*Problem to solve*
Every line below that includes "name" counts toward the total. Report that total alone.

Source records
────────

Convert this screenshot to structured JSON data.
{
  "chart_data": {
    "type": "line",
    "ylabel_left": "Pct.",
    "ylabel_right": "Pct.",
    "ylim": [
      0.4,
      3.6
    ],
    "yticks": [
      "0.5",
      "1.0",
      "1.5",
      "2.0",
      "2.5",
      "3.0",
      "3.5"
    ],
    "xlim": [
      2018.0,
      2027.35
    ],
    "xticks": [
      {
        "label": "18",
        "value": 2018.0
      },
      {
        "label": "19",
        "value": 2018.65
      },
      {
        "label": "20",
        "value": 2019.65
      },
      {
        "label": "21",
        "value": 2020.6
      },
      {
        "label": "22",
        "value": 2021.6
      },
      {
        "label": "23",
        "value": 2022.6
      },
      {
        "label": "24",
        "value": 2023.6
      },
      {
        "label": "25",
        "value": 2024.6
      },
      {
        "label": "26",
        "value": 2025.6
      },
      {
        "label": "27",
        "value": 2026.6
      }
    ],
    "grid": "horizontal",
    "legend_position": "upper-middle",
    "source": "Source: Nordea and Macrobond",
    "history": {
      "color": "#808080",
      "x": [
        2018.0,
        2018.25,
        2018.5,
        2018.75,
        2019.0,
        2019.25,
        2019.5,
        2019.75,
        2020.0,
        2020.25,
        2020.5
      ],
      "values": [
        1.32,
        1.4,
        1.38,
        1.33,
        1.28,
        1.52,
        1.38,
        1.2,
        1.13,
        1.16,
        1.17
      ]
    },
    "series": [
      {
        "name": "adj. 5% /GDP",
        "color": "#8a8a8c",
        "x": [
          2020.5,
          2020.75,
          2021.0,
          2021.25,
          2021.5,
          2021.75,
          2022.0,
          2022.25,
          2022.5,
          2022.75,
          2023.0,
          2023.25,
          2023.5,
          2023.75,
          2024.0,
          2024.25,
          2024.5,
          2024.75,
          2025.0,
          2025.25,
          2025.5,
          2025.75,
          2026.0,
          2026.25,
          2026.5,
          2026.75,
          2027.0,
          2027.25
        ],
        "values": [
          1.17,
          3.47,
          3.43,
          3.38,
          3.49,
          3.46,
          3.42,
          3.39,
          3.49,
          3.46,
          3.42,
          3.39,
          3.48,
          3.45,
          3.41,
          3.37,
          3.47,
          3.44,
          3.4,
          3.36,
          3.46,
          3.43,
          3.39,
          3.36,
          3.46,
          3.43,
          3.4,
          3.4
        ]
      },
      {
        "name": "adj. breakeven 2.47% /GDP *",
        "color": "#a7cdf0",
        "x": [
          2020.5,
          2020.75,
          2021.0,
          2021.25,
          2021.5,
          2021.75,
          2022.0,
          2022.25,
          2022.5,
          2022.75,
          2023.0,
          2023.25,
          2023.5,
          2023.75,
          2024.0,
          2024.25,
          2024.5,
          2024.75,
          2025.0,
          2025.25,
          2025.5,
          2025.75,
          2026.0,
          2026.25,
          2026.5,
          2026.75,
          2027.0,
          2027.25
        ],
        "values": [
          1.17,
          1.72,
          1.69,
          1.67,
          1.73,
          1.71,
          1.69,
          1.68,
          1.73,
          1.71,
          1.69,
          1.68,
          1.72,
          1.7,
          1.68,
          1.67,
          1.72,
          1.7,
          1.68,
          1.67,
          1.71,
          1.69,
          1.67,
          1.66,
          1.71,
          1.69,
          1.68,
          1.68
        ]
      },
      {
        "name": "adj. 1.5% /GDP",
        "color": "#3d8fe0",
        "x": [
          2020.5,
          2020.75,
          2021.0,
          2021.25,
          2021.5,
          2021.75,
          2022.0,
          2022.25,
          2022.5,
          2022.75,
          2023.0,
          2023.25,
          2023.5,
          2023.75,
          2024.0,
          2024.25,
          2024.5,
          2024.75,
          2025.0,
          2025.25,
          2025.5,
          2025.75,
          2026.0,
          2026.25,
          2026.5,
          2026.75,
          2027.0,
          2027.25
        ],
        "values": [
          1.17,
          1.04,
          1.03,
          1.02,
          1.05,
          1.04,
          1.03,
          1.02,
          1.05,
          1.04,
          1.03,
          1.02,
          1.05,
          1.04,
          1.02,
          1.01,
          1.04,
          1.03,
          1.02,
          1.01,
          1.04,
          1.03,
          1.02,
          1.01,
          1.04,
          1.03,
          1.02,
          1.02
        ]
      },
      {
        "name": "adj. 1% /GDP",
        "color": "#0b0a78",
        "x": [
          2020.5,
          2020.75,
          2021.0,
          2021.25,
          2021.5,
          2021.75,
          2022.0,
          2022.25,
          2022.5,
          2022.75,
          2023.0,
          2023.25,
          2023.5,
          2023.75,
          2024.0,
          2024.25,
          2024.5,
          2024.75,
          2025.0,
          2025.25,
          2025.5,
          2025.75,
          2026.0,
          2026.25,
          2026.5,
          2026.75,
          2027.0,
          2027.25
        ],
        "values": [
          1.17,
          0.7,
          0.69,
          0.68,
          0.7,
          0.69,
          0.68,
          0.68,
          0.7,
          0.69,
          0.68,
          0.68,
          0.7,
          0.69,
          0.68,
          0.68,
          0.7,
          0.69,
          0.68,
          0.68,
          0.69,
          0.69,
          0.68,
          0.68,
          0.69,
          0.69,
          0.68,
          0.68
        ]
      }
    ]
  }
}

────────

*Answer for this exercise*
4